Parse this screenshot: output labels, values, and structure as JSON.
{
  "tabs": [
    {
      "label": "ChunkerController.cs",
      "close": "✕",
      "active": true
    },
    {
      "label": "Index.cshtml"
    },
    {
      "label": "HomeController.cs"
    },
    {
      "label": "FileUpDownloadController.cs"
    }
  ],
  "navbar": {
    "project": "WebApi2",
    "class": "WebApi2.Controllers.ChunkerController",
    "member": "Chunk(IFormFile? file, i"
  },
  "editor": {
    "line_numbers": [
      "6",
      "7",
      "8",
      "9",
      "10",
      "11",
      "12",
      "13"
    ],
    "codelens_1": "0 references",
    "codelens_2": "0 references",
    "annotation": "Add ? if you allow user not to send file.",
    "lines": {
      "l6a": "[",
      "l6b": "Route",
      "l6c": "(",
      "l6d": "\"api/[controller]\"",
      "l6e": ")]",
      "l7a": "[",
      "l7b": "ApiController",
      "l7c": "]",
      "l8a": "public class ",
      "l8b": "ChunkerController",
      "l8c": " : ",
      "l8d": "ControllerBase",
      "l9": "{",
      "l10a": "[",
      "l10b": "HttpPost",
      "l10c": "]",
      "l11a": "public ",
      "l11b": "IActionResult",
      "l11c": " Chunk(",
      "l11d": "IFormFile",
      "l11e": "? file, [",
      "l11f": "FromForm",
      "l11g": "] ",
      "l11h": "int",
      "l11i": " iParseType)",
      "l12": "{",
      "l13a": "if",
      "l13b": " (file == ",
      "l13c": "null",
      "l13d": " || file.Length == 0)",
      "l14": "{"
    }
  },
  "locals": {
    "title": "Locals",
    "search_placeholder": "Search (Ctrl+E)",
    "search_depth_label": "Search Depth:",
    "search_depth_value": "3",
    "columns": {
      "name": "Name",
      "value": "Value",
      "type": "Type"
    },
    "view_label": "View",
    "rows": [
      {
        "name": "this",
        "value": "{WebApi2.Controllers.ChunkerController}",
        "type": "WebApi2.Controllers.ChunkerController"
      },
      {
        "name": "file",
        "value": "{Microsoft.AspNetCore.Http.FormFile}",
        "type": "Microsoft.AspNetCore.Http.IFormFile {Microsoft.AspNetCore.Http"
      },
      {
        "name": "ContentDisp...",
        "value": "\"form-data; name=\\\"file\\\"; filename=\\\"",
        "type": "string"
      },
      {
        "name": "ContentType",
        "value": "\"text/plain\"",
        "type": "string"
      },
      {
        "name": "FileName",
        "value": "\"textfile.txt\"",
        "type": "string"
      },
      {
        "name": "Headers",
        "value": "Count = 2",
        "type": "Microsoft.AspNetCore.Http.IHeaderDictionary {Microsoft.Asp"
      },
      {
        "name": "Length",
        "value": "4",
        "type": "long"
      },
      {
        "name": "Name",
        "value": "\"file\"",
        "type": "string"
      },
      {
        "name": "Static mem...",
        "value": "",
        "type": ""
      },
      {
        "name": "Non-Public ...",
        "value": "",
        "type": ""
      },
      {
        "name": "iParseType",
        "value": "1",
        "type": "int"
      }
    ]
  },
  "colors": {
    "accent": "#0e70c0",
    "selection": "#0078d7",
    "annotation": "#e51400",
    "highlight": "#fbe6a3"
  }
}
# # # # # # #
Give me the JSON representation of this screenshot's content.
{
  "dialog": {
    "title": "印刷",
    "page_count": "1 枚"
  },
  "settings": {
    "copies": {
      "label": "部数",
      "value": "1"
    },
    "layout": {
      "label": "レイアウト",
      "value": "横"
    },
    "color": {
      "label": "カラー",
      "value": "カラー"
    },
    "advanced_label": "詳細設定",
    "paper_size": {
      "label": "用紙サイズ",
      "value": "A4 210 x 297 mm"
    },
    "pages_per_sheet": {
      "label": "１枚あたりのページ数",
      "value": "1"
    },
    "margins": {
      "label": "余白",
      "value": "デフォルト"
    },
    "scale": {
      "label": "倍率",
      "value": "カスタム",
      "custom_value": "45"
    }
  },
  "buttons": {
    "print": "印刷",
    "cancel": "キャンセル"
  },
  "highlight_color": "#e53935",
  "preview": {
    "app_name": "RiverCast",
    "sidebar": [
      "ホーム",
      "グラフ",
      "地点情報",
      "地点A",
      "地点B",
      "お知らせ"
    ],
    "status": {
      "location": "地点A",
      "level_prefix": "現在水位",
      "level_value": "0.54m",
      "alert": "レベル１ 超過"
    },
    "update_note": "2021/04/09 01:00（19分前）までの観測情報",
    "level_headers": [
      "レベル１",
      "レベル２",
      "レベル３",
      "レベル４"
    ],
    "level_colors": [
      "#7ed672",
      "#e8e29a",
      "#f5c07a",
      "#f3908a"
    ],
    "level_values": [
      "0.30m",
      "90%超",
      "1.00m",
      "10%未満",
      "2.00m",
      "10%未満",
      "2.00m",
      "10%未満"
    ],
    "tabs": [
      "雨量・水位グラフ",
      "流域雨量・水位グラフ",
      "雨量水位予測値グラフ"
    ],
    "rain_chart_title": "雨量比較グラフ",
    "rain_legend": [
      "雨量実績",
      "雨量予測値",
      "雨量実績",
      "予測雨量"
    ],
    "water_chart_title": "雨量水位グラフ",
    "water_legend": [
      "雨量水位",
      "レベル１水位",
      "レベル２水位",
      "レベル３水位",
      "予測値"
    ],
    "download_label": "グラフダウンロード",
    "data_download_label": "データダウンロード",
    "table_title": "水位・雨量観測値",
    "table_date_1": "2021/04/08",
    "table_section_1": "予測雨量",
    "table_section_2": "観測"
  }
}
# # # # # # #
### PROBLEM TO WORK ON
List all lines where "AspNetCore" occurs.

### OUTPUT OF THE TASK
        "value": "{Microsoft.AspNetCore.Http.FormFile}",
        "type": "Microsoft.AspNetCore.Http.IFormFile {Microsoft.AspNetCore.Http"
        "type": "Microsoft.AspNetCore.Http.IHeaderDictionary {Microsoft.Asp"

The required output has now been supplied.